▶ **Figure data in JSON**
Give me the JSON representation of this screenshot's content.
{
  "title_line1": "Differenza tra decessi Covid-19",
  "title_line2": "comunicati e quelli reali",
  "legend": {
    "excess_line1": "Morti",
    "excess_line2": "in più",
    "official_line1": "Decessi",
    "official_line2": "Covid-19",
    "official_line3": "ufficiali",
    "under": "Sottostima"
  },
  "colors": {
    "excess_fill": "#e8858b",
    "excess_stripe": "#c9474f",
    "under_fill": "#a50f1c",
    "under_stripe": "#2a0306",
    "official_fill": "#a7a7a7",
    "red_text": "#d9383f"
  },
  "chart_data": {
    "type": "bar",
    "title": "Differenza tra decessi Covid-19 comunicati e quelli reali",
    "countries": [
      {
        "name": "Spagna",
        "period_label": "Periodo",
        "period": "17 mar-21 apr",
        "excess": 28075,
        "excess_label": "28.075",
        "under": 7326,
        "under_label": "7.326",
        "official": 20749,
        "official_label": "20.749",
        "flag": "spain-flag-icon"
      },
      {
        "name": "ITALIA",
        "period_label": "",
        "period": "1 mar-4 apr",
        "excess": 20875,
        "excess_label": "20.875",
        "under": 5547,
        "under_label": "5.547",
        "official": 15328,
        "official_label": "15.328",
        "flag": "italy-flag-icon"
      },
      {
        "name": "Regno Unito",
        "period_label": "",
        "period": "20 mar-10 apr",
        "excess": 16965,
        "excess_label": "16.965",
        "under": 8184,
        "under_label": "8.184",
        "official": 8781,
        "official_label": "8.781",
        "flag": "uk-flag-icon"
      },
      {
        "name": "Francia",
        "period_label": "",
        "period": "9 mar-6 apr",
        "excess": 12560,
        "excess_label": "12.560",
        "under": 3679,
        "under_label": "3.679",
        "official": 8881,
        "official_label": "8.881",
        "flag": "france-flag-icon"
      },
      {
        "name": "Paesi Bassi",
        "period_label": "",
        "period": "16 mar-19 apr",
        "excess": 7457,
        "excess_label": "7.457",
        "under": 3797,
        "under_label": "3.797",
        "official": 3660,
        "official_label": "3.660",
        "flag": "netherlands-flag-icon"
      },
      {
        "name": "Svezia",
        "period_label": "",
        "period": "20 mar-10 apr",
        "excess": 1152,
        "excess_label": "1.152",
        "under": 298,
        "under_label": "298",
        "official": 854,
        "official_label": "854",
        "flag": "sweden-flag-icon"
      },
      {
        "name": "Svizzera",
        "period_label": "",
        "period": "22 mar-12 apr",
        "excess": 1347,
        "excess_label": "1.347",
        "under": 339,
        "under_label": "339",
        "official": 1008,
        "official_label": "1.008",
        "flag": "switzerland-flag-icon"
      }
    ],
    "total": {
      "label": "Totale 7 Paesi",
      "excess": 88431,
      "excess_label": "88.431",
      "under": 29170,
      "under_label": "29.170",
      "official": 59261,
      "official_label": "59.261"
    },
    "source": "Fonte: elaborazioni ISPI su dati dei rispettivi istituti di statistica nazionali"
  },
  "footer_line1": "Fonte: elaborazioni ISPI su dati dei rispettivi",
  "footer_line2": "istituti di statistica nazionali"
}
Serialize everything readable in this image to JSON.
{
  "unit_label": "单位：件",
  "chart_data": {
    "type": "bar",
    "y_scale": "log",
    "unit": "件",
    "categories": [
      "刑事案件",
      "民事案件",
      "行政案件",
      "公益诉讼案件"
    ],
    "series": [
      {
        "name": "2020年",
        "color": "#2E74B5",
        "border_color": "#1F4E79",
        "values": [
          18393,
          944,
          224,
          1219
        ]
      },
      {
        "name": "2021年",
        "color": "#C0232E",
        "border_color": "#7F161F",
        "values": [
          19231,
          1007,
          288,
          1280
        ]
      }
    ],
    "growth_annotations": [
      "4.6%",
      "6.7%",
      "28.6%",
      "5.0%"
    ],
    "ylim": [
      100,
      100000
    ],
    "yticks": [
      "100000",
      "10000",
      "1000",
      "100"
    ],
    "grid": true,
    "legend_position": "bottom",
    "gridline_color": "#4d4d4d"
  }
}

▶ **Problem to solve**
Search the records for the string "dati" and return every line in which it occurs.

▶ **Task response**
    "source": "Fonte: elaborazioni ISPI su dati dei rispettivi istituti di statistica nazionali"
  "footer_line1": "Fonte: elaborazioni ISPI su dati dei rispettivi",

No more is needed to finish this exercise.